[Start Dataset records]

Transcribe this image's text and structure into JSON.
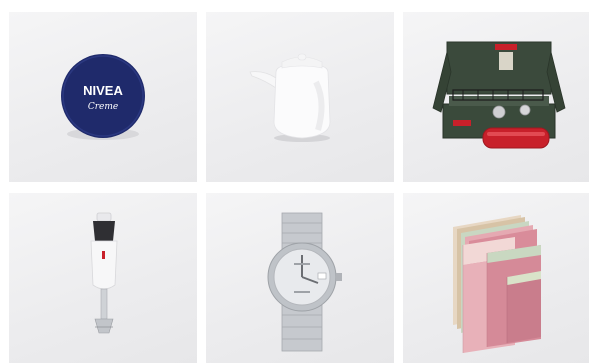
{
  "products": [
    {
      "name": "nivea-creme-tin",
      "icon": "tin-can-icon",
      "brand_text": "NIVEA",
      "sub_text": "Creme",
      "color": "#1f2a6b"
    },
    {
      "name": "white-porcelain-soy-pot",
      "icon": "pot-icon",
      "color": "#ffffff"
    },
    {
      "name": "camping-stove",
      "icon": "stove-icon",
      "color": "#3a4a3b"
    },
    {
      "name": "hand-blender",
      "icon": "blender-icon",
      "color": "#ffffff"
    },
    {
      "name": "wrist-watch",
      "icon": "watch-icon",
      "color": "#c9ccd1"
    },
    {
      "name": "colored-paper-stack",
      "icon": "paper-stack-icon",
      "color": "#d98c9a"
    }
  ],
  "accents": {
    "tile_bg": "#eeeeef",
    "nivea_blue": "#1f2a6b",
    "stove_red": "#c8202a"
  }
}
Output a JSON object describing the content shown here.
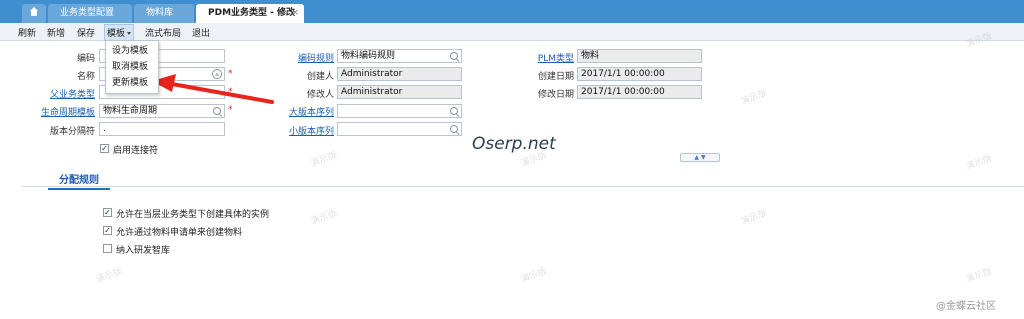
{
  "tabs": [
    {
      "label": "业务类型配置"
    },
    {
      "label": "物料库"
    },
    {
      "label": "PDM业务类型 - 修改",
      "close": "×"
    }
  ],
  "toolbar": {
    "refresh": "刷新",
    "new": "新增",
    "save": "保存",
    "template": "模板",
    "flow_layout": "流式布局",
    "exit": "退出"
  },
  "template_menu": [
    "设为模板",
    "取消模板",
    "更新模板"
  ],
  "form": {
    "code_label": "编码",
    "name_label": "名称",
    "parent_type_label": "父业务类型",
    "lifecycle_label": "生命周期模板",
    "lifecycle_value": "物料生命周期",
    "version_sep_label": "版本分隔符",
    "version_sep_value": ".",
    "enable_connector_label": "启用连接符",
    "code_rule_label": "编码规则",
    "code_rule_value": "物料编码规则",
    "creator_label": "创建人",
    "creator_value": "Administrator",
    "modifier_label": "修改人",
    "modifier_value": "Administrator",
    "major_seq_label": "大版本序列",
    "minor_seq_label": "小版本序列",
    "plm_type_label": "PLM类型",
    "plm_type_value": "物料",
    "create_date_label": "创建日期",
    "create_date_value": "2017/1/1 00:00:00",
    "modify_date_label": "修改日期",
    "modify_date_value": "2017/1/1 00:00:00"
  },
  "brand_text": "Oserp.net",
  "section_tab": "分配规则",
  "rules": [
    {
      "label": "允许在当层业务类型下创建具体的实例",
      "checked": true
    },
    {
      "label": "允许通过物料申请单来创建物料",
      "checked": true
    },
    {
      "label": "纳入研发智库",
      "checked": false
    }
  ],
  "watermark": "演示版",
  "credit": "@金蝶云社区",
  "colors": {
    "tab_bar": "#3f8fd0",
    "link": "#1a5fb4",
    "required": "#e02020",
    "arrow": "#e8231b"
  }
}
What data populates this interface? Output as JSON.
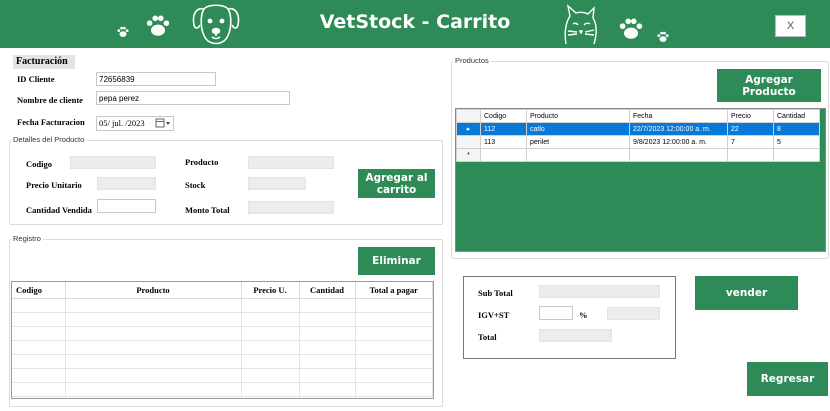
{
  "header": {
    "title": "VetStock - Carrito",
    "close_label": "X",
    "colors": {
      "accent": "#2e8b57",
      "selection": "#0a78d7"
    },
    "icons": [
      "paw-icon",
      "dog-face-icon",
      "cat-face-icon"
    ]
  },
  "facturacion": {
    "heading": "Facturación",
    "id_cliente_label": "ID Cliente",
    "id_cliente_value": "72656839",
    "nombre_label": "Nombre de cliente",
    "nombre_value": "pepa perez",
    "fecha_label": "Fecha Facturacion",
    "fecha_value": "05/ jul. /2023"
  },
  "detalles": {
    "group_title": "Detalles del Producto",
    "codigo_label": "Codigo",
    "precio_label": "Precio Unitario",
    "cantidad_label": "Cantidad Vendida",
    "producto_label": "Producto",
    "stock_label": "Stock",
    "monto_label": "Monto Total",
    "agregar_carrito_label": "Agregar al carrito"
  },
  "registro": {
    "group_title": "Registro",
    "eliminar_label": "Eliminar",
    "columns": [
      "Codigo",
      "Producto",
      "Precio U.",
      "Cantidad",
      "Total a pagar"
    ]
  },
  "productos": {
    "group_title": "Productos",
    "agregar_label": "Agregar Producto",
    "columns": [
      "Codigo",
      "Producto",
      "Fecha",
      "Precio",
      "Cantidad"
    ],
    "rows": [
      {
        "codigo": "112",
        "producto": "catlo",
        "fecha": "22/7/2023 12:00:00 a. m.",
        "precio": "22",
        "cantidad": "8",
        "marker": "▸"
      },
      {
        "codigo": "113",
        "producto": "perilet",
        "fecha": "9/8/2023 12:00:00 a. m.",
        "precio": "7",
        "cantidad": "5",
        "marker": ""
      }
    ],
    "new_row_marker": "*"
  },
  "totales": {
    "subtotal_label": "Sub Total",
    "igv_label": "IGV+ST",
    "percent_label": "%",
    "total_label": "Total"
  },
  "actions": {
    "vender_label": "vender",
    "regresar_label": "Regresar"
  }
}
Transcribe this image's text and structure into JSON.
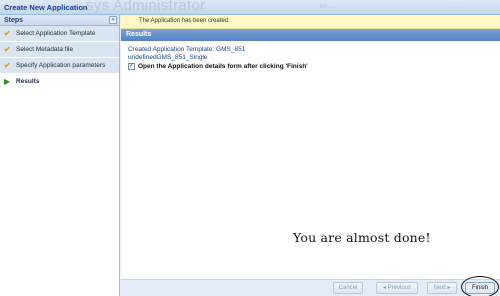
{
  "window": {
    "title": "Create New Application",
    "background_title": "sys Administrator",
    "background_links": [
      "Rn... ...",
      "...",
      "... ..."
    ]
  },
  "steps": {
    "header": "Steps",
    "collapse_icon": "double-chevron-left",
    "items": [
      {
        "label": "Select Application Template",
        "state": "done"
      },
      {
        "label": "Select Metadata file",
        "state": "done"
      },
      {
        "label": "Specify Application parameters",
        "state": "done"
      },
      {
        "label": "Results",
        "state": "current"
      }
    ]
  },
  "notice": {
    "text": "The Application has been created."
  },
  "results": {
    "header": "Results",
    "line1": "Created Application Template: GMS_851",
    "line2": "undefinedGMS_851_Single",
    "checkbox_label": "Open the Application details form after clicking 'Finish'",
    "checkbox_checked": true,
    "annotation": "You are almost done!"
  },
  "footer": {
    "cancel": "Cancel",
    "previous": "◂ Previous",
    "next": "Next ▸",
    "finish": "Finish"
  },
  "colors": {
    "accent": "#15428b",
    "header_blue": "#5682c2",
    "notice_bg": "#fcf8c4"
  }
}
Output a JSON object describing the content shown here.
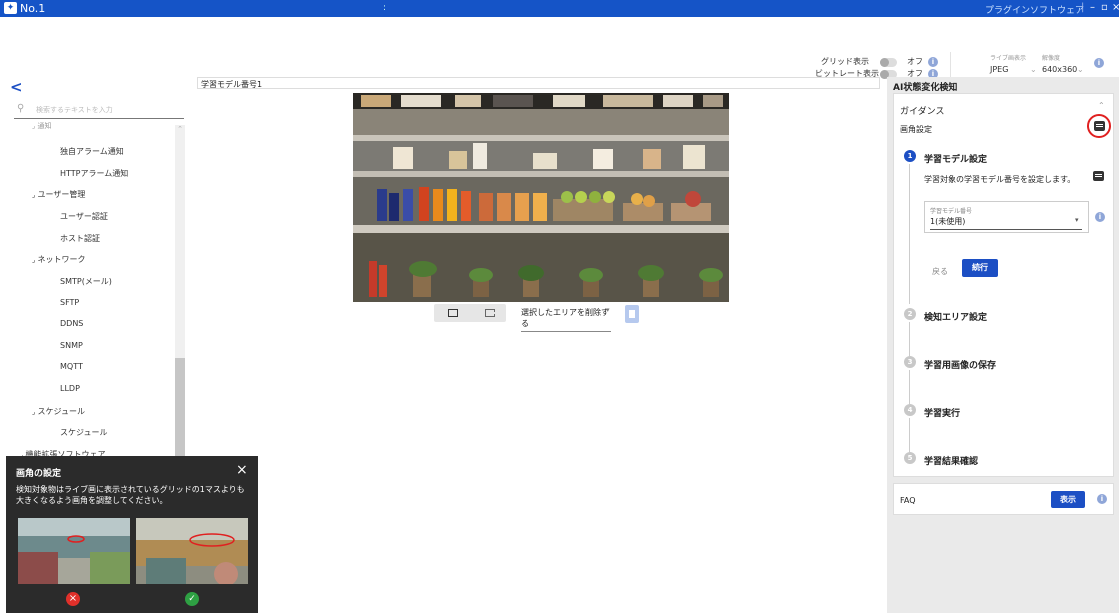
{
  "titlebar": {
    "title": "No.1",
    "middle": ":",
    "right": "プラグインソフトウェア",
    "sep": "|",
    "minimize": "–",
    "maximize": "▫",
    "close": "×"
  },
  "toolbar": {
    "grid_label": "グリッド表示",
    "grid_value": "オフ",
    "bitrate_label": "ビットレート表示",
    "bitrate_value": "オフ",
    "live_label": "ライブ画表示",
    "live_value": "JPEG",
    "res_label": "解像度",
    "res_value": "640x360"
  },
  "sidebar": {
    "back": "<",
    "search_placeholder": "検索するテキストを入力",
    "items": [
      {
        "label": "通知",
        "level": 1
      },
      {
        "label": "独自アラーム通知",
        "level": 2
      },
      {
        "label": "HTTPアラーム通知",
        "level": 2
      },
      {
        "label": "ユーザー管理",
        "level": 1
      },
      {
        "label": "ユーザー認証",
        "level": 2
      },
      {
        "label": "ホスト認証",
        "level": 2
      },
      {
        "label": "ネットワーク",
        "level": 1
      },
      {
        "label": "SMTP(メール)",
        "level": 2
      },
      {
        "label": "SFTP",
        "level": 2
      },
      {
        "label": "DDNS",
        "level": 2
      },
      {
        "label": "SNMP",
        "level": 2
      },
      {
        "label": "MQTT",
        "level": 2
      },
      {
        "label": "LLDP",
        "level": 2
      },
      {
        "label": "スケジュール",
        "level": 1
      },
      {
        "label": "スケジュール",
        "level": 2
      },
      {
        "label": "機能拡張ソフトウェア",
        "level": 0
      }
    ]
  },
  "popup": {
    "title": "画角の設定",
    "body": "検知対象物はライブ画に表示されているグリッドの1マスよりも大きくなるよう画角を調整してください。",
    "close": "×"
  },
  "center": {
    "header": "学習モデル番号1",
    "delete_select": "選択したエリアを削除する"
  },
  "panel": {
    "title": "AI状態変化検知",
    "guidance": "ガイダンス",
    "angle_setting": "画角設定",
    "steps": [
      {
        "num": "1",
        "label": "学習モデル設定"
      },
      {
        "num": "2",
        "label": "検知エリア設定"
      },
      {
        "num": "3",
        "label": "学習用画像の保存"
      },
      {
        "num": "4",
        "label": "学習実行"
      },
      {
        "num": "5",
        "label": "学習結果確認"
      }
    ],
    "step1_desc": "学習対象の学習モデル番号を設定します。",
    "model_field_label": "学習モデル番号",
    "model_field_value": "1(未使用)",
    "back_button": "戻る",
    "next_button": "続行",
    "faq": "FAQ",
    "show_button": "表示"
  }
}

[End Dataset records]

* **Task to carry out**
Select all lines with the word "Agregar" from the entries above.

* **Answer**
    "agregar_carrito_label": "Agregar al carrito"
    "agregar_label": "Agregar Producto",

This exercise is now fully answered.